Scan the data below and pick out the lines containing the word "this".

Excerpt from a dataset
____
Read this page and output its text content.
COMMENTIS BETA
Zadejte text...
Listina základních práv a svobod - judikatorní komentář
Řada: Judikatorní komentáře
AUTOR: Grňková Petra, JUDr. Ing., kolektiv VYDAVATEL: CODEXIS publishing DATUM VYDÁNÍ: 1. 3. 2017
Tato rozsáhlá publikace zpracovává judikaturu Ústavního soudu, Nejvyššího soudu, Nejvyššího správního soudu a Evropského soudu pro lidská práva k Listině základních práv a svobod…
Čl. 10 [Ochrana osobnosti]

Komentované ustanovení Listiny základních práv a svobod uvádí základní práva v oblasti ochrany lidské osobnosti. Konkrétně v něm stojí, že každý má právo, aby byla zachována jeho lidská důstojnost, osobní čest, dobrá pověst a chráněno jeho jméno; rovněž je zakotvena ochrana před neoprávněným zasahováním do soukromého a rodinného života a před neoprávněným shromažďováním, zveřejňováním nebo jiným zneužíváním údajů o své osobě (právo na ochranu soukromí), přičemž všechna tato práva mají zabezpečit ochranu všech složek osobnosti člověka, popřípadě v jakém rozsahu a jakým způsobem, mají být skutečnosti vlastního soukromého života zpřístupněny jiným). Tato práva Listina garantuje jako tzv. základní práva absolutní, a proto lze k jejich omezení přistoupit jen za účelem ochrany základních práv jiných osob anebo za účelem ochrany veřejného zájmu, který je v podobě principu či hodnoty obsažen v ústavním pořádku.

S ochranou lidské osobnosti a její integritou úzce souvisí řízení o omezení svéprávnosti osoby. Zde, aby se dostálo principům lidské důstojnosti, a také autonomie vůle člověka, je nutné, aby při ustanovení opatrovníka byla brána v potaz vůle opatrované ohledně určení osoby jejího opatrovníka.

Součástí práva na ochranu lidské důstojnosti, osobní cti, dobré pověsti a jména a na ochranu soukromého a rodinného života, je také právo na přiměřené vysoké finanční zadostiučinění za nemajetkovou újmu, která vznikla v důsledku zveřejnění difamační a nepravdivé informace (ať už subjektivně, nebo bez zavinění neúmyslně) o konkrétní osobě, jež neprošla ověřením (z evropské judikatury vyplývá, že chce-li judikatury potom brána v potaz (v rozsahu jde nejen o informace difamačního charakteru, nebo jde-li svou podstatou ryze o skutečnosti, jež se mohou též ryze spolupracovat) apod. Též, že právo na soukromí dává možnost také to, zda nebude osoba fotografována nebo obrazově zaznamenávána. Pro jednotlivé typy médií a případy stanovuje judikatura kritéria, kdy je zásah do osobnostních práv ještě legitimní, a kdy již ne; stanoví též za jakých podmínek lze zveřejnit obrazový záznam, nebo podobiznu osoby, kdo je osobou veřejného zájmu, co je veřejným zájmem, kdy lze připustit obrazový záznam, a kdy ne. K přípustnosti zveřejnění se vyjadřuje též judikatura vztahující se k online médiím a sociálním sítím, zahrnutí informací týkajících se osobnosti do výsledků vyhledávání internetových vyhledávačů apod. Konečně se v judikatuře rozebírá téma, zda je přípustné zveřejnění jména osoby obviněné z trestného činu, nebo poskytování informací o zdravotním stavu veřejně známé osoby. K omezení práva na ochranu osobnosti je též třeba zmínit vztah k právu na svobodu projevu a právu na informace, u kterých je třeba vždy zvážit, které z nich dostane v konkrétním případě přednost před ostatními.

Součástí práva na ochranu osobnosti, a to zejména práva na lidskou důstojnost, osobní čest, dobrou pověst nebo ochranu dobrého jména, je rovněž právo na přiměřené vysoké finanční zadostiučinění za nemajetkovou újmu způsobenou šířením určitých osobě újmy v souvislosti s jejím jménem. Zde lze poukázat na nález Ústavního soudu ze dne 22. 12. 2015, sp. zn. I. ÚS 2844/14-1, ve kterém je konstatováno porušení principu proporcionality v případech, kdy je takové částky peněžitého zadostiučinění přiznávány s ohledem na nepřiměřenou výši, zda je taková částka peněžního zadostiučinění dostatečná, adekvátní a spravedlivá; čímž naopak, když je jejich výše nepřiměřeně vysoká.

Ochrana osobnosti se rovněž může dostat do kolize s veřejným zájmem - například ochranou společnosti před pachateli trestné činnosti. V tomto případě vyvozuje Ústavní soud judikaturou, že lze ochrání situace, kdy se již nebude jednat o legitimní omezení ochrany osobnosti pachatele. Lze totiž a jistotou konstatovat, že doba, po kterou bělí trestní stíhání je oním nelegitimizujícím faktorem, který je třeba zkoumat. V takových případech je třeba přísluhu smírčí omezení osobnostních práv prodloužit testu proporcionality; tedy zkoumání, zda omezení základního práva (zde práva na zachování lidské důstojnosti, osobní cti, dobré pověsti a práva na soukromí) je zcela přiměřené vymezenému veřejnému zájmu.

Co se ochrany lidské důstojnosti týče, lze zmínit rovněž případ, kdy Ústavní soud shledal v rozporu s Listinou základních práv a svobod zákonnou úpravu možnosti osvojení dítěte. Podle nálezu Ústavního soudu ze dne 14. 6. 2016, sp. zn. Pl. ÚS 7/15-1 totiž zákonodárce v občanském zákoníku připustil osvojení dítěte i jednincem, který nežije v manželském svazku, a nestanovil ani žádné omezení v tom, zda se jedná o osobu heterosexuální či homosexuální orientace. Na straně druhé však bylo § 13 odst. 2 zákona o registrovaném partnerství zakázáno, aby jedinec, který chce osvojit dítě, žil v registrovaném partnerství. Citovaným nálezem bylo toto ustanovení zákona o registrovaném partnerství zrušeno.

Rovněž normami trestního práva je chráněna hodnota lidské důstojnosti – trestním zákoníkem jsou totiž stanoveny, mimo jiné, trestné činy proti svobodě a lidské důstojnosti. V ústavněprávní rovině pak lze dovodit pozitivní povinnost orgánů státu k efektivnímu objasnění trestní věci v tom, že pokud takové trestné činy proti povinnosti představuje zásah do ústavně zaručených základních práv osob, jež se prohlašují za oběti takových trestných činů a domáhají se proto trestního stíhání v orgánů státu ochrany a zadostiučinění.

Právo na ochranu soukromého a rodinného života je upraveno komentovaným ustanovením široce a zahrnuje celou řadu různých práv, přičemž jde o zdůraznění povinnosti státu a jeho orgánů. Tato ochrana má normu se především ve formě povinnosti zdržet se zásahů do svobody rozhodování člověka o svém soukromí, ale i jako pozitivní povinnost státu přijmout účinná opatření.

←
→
____
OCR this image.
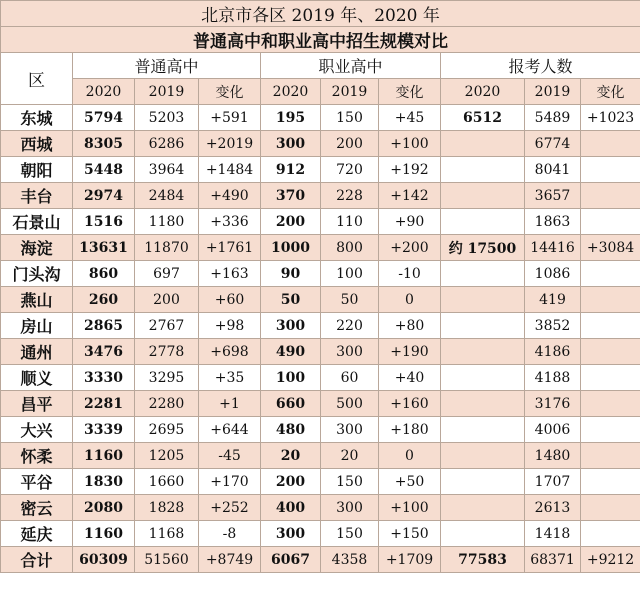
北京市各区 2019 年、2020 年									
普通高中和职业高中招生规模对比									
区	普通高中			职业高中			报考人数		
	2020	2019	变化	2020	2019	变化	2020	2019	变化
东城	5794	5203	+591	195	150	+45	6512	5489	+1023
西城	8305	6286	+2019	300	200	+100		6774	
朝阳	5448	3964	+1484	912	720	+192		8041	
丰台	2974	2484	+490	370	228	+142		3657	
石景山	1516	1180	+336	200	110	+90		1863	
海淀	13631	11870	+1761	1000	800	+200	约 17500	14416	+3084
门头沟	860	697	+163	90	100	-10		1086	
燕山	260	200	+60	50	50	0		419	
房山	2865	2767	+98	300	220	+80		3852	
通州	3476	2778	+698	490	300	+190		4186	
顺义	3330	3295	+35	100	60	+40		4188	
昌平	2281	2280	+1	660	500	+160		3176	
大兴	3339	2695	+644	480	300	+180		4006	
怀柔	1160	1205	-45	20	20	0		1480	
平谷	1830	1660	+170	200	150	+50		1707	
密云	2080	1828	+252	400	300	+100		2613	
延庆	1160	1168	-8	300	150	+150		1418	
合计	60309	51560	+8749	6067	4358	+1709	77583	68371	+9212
____
* _OUTPUT BELOW_
Read this page and output its text content.
OCR this image.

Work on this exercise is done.